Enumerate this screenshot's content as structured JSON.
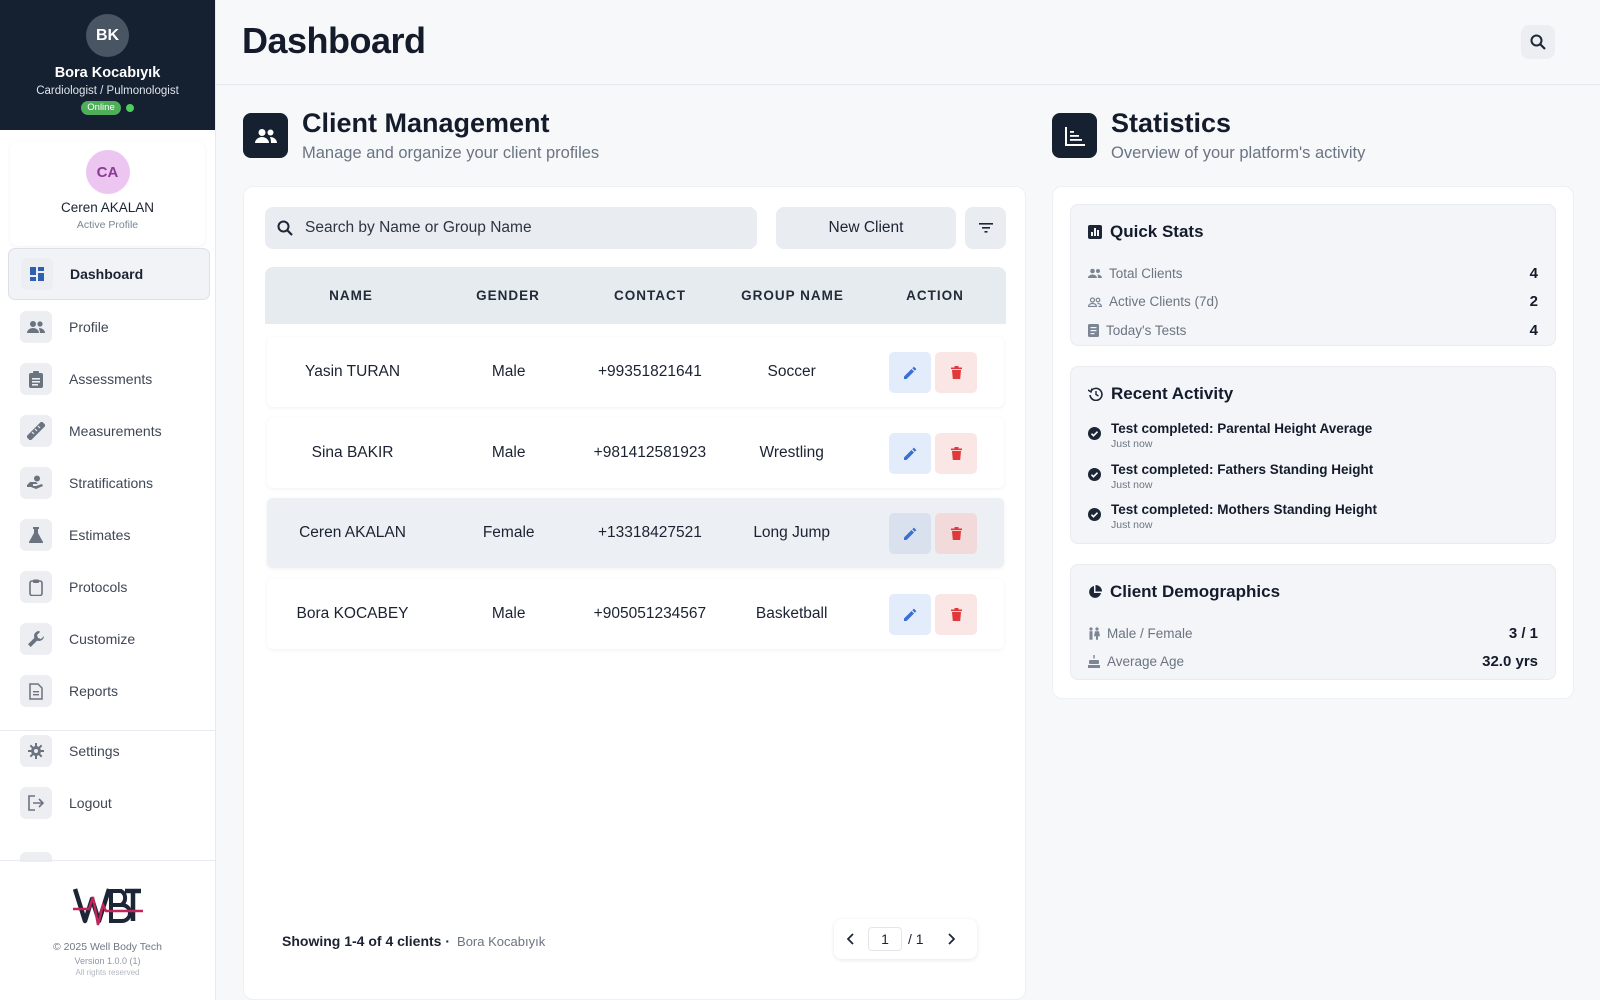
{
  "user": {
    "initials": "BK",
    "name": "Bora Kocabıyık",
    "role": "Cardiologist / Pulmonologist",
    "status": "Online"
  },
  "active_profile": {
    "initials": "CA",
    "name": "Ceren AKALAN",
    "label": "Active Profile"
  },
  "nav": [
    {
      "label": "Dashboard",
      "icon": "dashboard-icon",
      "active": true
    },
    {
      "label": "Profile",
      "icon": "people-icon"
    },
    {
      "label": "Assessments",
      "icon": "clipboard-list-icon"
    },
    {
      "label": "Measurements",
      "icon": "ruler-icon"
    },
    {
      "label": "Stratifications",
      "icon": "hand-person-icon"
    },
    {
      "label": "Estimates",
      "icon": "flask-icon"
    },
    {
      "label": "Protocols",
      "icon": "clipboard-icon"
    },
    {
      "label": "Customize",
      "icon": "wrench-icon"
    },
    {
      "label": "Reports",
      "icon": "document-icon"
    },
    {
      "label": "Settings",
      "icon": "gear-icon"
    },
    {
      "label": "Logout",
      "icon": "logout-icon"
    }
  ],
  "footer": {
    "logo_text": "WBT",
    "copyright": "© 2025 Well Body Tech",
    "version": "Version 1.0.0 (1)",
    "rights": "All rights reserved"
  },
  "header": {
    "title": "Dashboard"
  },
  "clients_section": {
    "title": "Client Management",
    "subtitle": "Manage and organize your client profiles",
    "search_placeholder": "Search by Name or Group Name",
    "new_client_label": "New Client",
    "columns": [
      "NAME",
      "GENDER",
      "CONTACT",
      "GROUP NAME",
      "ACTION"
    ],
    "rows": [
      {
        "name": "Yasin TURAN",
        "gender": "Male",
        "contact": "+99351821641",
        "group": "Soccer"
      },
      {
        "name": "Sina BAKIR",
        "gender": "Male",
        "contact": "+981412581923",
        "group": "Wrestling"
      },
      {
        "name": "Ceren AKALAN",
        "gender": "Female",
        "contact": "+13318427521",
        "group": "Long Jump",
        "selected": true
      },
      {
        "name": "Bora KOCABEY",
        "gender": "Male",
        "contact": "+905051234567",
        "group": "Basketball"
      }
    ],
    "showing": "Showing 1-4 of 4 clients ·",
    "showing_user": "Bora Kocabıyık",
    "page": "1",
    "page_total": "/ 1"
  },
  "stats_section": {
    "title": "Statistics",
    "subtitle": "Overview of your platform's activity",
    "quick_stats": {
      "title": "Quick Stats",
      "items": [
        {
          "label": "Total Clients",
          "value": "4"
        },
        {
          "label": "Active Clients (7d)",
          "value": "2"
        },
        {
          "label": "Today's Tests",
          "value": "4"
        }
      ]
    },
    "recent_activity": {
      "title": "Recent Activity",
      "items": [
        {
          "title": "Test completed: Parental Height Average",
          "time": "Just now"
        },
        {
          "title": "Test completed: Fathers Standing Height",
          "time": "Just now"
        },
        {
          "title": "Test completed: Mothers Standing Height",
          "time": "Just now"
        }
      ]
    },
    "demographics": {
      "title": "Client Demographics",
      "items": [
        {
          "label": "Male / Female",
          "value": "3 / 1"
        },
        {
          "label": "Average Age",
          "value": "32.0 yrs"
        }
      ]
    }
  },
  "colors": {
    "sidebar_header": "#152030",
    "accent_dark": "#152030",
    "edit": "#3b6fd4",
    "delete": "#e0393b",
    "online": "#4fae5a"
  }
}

* * * * *

Images in the data above are to be skipped. Retype all other material exactly.

Result below -
Enumerate this screenshot's content as structured JSON.
{
  "user": {
    "initials": "BK",
    "name": "Bora Kocabıyık",
    "role": "Cardiologist / Pulmonologist",
    "status": "Online"
  },
  "active_profile": {
    "initials": "CA",
    "name": "Ceren AKALAN",
    "label": "Active Profile"
  },
  "nav": [
    {
      "label": "Dashboard",
      "icon": "dashboard-icon",
      "active": true
    },
    {
      "label": "Profile",
      "icon": "people-icon"
    },
    {
      "label": "Assessments",
      "icon": "clipboard-list-icon"
    },
    {
      "label": "Measurements",
      "icon": "ruler-icon"
    },
    {
      "label": "Stratifications",
      "icon": "hand-person-icon"
    },
    {
      "label": "Estimates",
      "icon": "flask-icon"
    },
    {
      "label": "Protocols",
      "icon": "clipboard-icon"
    },
    {
      "label": "Customize",
      "icon": "wrench-icon"
    },
    {
      "label": "Reports",
      "icon": "document-icon"
    },
    {
      "label": "Settings",
      "icon": "gear-icon"
    },
    {
      "label": "Logout",
      "icon": "logout-icon"
    }
  ],
  "footer": {
    "logo_text": "WBT",
    "copyright": "© 2025 Well Body Tech",
    "version": "Version 1.0.0 (1)",
    "rights": "All rights reserved"
  },
  "header": {
    "title": "Dashboard"
  },
  "clients_section": {
    "title": "Client Management",
    "subtitle": "Manage and organize your client profiles",
    "search_placeholder": "Search by Name or Group Name",
    "new_client_label": "New Client",
    "columns": [
      "NAME",
      "GENDER",
      "CONTACT",
      "GROUP NAME",
      "ACTION"
    ],
    "rows": [
      {
        "name": "Yasin TURAN",
        "gender": "Male",
        "contact": "+99351821641",
        "group": "Soccer"
      },
      {
        "name": "Sina BAKIR",
        "gender": "Male",
        "contact": "+981412581923",
        "group": "Wrestling"
      },
      {
        "name": "Ceren AKALAN",
        "gender": "Female",
        "contact": "+13318427521",
        "group": "Long Jump",
        "selected": true
      },
      {
        "name": "Bora KOCABEY",
        "gender": "Male",
        "contact": "+905051234567",
        "group": "Basketball"
      }
    ],
    "showing": "Showing 1-4 of 4 clients ·",
    "showing_user": "Bora Kocabıyık",
    "page": "1",
    "page_total": "/ 1"
  },
  "stats_section": {
    "title": "Statistics",
    "subtitle": "Overview of your platform's activity",
    "quick_stats": {
      "title": "Quick Stats",
      "items": [
        {
          "label": "Total Clients",
          "value": "4"
        },
        {
          "label": "Active Clients (7d)",
          "value": "2"
        },
        {
          "label": "Today's Tests",
          "value": "4"
        }
      ]
    },
    "recent_activity": {
      "title": "Recent Activity",
      "items": [
        {
          "title": "Test completed: Parental Height Average",
          "time": "Just now"
        },
        {
          "title": "Test completed: Fathers Standing Height",
          "time": "Just now"
        },
        {
          "title": "Test completed: Mothers Standing Height",
          "time": "Just now"
        }
      ]
    },
    "demographics": {
      "title": "Client Demographics",
      "items": [
        {
          "label": "Male / Female",
          "value": "3 / 1"
        },
        {
          "label": "Average Age",
          "value": "32.0 yrs"
        }
      ]
    }
  },
  "colors": {
    "sidebar_header": "#152030",
    "accent_dark": "#152030",
    "edit": "#3b6fd4",
    "delete": "#e0393b",
    "online": "#4fae5a"
  }
}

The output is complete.